[Stored items]
====
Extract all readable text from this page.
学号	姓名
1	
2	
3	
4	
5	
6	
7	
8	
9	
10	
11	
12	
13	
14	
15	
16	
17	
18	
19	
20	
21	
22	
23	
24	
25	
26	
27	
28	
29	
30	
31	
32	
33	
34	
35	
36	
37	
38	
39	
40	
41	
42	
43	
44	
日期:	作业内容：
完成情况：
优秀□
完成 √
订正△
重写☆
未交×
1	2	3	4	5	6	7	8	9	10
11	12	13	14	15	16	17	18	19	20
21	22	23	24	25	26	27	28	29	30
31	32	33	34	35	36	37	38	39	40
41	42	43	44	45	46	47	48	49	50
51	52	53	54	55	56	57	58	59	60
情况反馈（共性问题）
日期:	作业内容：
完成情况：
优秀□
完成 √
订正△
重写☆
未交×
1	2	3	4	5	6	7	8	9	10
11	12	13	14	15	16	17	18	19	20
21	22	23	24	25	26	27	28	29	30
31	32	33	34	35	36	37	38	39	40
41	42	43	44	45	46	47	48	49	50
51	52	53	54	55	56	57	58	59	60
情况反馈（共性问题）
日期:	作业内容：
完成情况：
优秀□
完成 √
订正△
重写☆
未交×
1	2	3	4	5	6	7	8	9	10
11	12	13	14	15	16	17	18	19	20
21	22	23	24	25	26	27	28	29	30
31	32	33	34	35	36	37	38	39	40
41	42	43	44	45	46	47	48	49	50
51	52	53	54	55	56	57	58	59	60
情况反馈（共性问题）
====
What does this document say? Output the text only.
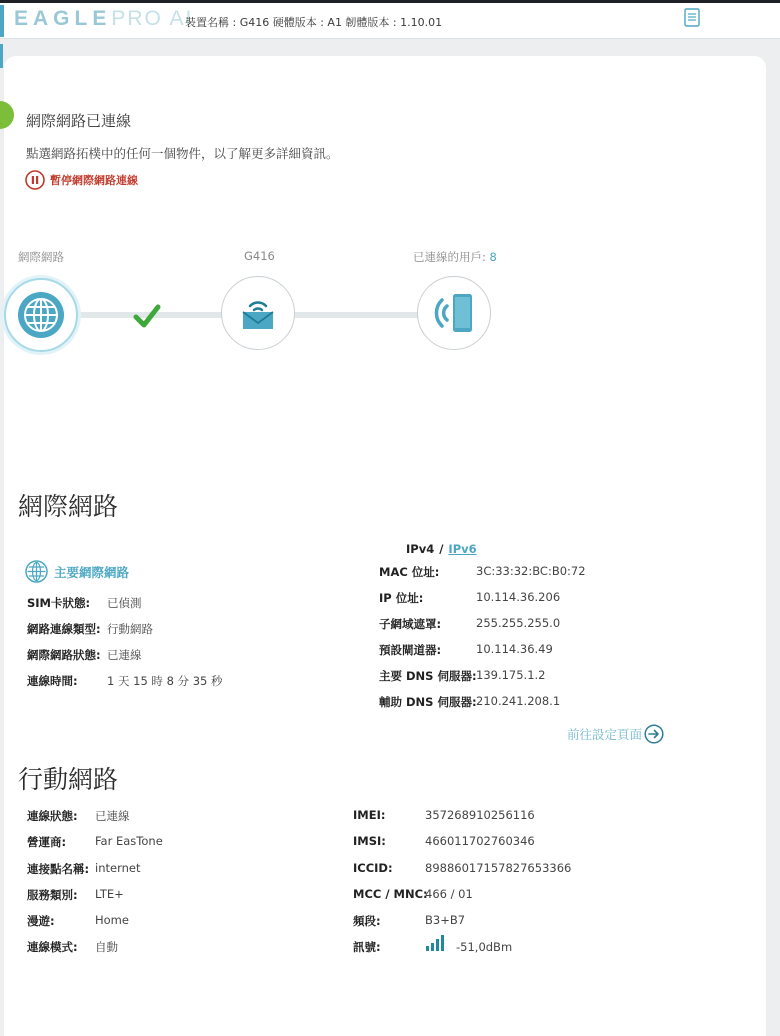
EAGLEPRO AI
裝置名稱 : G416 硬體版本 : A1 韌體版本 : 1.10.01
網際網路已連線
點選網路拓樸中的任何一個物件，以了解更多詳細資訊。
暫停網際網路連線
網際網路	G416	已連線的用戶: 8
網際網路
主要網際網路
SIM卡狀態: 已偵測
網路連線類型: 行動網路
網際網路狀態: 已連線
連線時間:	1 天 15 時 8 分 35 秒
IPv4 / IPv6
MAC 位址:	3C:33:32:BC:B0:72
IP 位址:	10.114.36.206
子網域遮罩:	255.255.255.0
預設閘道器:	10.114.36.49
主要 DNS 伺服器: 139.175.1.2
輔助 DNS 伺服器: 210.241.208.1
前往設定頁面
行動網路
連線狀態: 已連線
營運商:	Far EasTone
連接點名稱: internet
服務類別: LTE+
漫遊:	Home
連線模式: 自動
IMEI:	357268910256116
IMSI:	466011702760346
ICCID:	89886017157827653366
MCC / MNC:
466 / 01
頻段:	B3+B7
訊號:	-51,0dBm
====
GIVEN REQUEST - Collect the lines of the data that carry the word "text".

OUTPUT OF THE TASK -
Extract all readable text from this page.
What does this document say? Output the text only.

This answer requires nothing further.